━━ Dataset excerpts ━━

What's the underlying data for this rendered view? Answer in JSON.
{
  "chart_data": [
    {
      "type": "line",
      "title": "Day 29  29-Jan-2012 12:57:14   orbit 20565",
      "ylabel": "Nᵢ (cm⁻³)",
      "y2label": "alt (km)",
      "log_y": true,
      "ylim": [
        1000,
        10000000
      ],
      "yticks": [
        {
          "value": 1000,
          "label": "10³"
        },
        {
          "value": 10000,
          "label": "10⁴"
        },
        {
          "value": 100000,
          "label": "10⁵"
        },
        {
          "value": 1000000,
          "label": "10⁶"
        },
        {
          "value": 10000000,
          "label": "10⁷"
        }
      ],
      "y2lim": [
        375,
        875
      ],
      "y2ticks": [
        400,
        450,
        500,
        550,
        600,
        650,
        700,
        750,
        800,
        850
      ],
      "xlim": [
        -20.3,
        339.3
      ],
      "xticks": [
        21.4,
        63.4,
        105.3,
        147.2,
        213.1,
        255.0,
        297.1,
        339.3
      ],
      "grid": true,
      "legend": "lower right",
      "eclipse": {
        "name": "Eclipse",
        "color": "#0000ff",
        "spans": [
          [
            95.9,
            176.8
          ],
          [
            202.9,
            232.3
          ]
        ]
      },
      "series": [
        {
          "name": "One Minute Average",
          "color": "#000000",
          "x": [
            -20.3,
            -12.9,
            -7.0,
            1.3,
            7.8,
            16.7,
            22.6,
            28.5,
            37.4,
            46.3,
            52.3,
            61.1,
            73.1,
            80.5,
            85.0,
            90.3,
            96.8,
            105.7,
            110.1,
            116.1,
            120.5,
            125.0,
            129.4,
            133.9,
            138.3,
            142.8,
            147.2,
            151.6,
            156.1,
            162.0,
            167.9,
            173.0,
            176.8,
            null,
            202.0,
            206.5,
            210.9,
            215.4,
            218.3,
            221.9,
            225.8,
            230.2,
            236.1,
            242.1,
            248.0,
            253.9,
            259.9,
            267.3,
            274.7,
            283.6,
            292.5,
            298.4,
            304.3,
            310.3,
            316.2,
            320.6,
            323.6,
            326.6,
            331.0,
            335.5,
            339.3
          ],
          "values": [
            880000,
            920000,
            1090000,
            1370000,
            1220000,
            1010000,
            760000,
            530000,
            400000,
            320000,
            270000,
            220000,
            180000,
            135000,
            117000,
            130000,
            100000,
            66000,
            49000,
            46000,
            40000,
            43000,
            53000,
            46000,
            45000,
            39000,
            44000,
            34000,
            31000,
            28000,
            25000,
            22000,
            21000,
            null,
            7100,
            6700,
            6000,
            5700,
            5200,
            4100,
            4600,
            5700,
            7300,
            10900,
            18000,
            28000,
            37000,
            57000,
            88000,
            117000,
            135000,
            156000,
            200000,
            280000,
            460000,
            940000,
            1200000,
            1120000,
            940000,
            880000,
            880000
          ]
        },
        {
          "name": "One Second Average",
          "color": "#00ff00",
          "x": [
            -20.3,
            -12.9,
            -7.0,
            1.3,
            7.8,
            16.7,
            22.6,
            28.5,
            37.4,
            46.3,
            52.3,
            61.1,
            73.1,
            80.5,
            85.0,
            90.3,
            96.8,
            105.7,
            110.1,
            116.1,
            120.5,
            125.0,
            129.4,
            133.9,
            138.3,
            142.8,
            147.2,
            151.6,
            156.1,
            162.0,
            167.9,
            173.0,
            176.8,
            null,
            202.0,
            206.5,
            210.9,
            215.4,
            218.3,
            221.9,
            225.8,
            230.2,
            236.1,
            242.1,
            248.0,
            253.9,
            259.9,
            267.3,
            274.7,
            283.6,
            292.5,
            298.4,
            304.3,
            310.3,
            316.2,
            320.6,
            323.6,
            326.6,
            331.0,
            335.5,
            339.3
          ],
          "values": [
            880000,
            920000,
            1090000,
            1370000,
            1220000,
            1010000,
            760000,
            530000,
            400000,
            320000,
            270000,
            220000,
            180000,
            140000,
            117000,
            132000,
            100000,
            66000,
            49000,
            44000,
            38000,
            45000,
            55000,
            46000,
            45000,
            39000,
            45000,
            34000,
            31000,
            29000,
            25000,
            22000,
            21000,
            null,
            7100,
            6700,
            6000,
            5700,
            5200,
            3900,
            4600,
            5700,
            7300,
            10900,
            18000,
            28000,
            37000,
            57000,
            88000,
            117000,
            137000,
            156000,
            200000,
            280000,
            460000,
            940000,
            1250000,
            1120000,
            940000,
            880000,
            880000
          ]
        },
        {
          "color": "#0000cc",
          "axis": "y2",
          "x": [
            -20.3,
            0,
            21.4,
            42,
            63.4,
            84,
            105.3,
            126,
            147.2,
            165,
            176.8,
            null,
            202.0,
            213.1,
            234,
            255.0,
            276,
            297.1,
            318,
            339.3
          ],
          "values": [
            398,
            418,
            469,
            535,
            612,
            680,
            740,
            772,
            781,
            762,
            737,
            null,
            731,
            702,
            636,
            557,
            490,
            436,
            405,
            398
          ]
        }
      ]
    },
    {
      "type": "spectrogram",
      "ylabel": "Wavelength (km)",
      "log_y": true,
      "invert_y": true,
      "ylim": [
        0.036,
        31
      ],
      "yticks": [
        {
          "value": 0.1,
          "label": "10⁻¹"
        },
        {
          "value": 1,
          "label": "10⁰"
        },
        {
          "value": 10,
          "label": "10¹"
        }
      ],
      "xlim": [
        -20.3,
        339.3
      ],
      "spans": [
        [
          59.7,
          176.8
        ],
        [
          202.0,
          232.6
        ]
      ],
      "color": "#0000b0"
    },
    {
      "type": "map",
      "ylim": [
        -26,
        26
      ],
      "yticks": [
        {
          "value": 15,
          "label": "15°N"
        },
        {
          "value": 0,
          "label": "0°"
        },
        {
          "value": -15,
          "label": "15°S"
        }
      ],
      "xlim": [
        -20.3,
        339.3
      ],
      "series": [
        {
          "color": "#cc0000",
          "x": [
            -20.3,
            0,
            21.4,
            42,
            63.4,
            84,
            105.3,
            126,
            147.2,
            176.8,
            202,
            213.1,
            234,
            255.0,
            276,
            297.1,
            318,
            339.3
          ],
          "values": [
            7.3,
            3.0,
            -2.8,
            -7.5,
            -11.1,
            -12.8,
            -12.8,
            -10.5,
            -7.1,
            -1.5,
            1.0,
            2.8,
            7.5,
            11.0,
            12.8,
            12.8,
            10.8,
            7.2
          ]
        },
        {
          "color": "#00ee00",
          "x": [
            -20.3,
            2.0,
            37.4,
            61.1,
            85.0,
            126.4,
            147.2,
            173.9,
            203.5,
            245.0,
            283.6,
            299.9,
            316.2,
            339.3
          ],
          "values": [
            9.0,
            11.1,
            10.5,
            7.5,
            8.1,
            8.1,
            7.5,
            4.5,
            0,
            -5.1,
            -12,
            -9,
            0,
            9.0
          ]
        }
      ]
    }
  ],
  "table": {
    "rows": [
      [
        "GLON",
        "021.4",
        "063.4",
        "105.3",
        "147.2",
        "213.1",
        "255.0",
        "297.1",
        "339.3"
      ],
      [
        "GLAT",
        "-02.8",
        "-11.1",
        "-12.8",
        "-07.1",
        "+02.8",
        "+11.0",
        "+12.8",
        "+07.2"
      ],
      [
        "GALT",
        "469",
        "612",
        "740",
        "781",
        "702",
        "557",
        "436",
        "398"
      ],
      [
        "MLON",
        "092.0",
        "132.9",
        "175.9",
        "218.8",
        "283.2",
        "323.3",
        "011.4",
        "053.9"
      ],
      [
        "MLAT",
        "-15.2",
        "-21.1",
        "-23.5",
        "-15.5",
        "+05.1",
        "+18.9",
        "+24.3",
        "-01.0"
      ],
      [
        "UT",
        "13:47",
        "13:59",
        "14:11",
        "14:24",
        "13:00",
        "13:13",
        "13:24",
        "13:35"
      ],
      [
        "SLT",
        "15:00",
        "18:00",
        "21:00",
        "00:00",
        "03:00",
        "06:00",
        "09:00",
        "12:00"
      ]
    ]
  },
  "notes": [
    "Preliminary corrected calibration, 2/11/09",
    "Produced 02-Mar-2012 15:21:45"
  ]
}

━━━

Requirements: In the entries above, find each line with the string "type" and copy it.

Full solution:
      "type": "line",
      "type": "spectrogram",
      "type": "map",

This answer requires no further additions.